[Records excerpted from a collection]
──────────

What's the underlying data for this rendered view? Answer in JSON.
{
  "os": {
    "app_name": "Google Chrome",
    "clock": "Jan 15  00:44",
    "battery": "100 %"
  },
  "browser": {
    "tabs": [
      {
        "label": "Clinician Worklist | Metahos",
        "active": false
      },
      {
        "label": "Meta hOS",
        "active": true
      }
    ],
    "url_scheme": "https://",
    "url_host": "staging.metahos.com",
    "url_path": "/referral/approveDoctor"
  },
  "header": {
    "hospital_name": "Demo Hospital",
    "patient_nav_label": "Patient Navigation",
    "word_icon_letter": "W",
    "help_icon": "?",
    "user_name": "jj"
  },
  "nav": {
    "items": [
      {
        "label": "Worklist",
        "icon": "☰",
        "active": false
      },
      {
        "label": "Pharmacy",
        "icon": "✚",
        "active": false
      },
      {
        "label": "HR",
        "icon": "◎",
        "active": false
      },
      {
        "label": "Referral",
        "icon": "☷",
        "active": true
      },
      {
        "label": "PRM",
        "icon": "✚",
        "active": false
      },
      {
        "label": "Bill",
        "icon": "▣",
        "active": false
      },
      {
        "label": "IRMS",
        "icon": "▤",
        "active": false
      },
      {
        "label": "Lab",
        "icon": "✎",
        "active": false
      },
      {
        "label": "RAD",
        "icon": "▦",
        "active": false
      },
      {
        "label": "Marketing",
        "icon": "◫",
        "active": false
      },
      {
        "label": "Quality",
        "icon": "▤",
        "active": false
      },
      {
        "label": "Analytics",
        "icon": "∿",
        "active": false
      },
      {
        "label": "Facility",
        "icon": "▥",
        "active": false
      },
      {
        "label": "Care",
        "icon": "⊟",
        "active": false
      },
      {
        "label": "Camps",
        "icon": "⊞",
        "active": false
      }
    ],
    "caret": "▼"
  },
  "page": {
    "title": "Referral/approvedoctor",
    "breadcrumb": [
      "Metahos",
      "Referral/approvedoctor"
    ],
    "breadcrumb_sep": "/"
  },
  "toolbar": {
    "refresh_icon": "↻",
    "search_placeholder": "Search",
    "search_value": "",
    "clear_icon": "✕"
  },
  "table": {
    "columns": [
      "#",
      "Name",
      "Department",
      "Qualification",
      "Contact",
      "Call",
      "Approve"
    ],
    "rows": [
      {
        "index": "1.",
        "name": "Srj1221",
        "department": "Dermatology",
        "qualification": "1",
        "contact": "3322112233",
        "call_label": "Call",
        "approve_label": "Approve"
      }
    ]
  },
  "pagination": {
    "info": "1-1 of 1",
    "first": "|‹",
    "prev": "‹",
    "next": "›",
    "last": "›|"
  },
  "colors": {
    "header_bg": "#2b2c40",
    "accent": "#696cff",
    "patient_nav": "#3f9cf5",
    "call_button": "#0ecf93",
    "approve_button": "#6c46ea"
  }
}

──────────

EXERCISE: Output the records above in their entirety, exactly.

COMPLETE RESPONSE:
What's the underlying data for this rendered view? Answer in JSON.
{
  "os": {
    "app_name": "Google Chrome",
    "clock": "Jan 15  00:44",
    "battery": "100 %"
  },
  "browser": {
    "tabs": [
      {
        "label": "Clinician Worklist | Metahos",
        "active": false
      },
      {
        "label": "Meta hOS",
        "active": true
      }
    ],
    "url_scheme": "https://",
    "url_host": "staging.metahos.com",
    "url_path": "/referral/approveDoctor"
  },
  "header": {
    "hospital_name": "Demo Hospital",
    "patient_nav_label": "Patient Navigation",
    "word_icon_letter": "W",
    "help_icon": "?",
    "user_name": "jj"
  },
  "nav": {
    "items": [
      {
        "label": "Worklist",
        "icon": "☰",
        "active": false
      },
      {
        "label": "Pharmacy",
        "icon": "✚",
        "active": false
      },
      {
        "label": "HR",
        "icon": "◎",
        "active": false
      },
      {
        "label": "Referral",
        "icon": "☷",
        "active": true
      },
      {
        "label": "PRM",
        "icon": "✚",
        "active": false
      },
      {
        "label": "Bill",
        "icon": "▣",
        "active": false
      },
      {
        "label": "IRMS",
        "icon": "▤",
        "active": false
      },
      {
        "label": "Lab",
        "icon": "✎",
        "active": false
      },
      {
        "label": "RAD",
        "icon": "▦",
        "active": false
      },
      {
        "label": "Marketing",
        "icon": "◫",
        "active": false
      },
      {
        "label": "Quality",
        "icon": "▤",
        "active": false
      },
      {
        "label": "Analytics",
        "icon": "∿",
        "active": false
      },
      {
        "label": "Facility",
        "icon": "▥",
        "active": false
      },
      {
        "label": "Care",
        "icon": "⊟",
        "active": false
      },
      {
        "label": "Camps",
        "icon": "⊞",
        "active": false
      }
    ],
    "caret": "▼"
  },
  "page": {
    "title": "Referral/approvedoctor",
    "breadcrumb": [
      "Metahos",
      "Referral/approvedoctor"
    ],
    "breadcrumb_sep": "/"
  },
  "toolbar": {
    "refresh_icon": "↻",
    "search_placeholder": "Search",
    "search_value": "",
    "clear_icon": "✕"
  },
  "table": {
    "columns": [
      "#",
      "Name",
      "Department",
      "Qualification",
      "Contact",
      "Call",
      "Approve"
    ],
    "rows": [
      {
        "index": "1.",
        "name": "Srj1221",
        "department": "Dermatology",
        "qualification": "1",
        "contact": "3322112233",
        "call_label": "Call",
        "approve_label": "Approve"
      }
    ]
  },
  "pagination": {
    "info": "1-1 of 1",
    "first": "|‹",
    "prev": "‹",
    "next": "›",
    "last": "›|"
  },
  "colors": {
    "header_bg": "#2b2c40",
    "accent": "#696cff",
    "patient_nav": "#3f9cf5",
    "call_button": "#0ecf93",
    "approve_button": "#6c46ea"
  }
}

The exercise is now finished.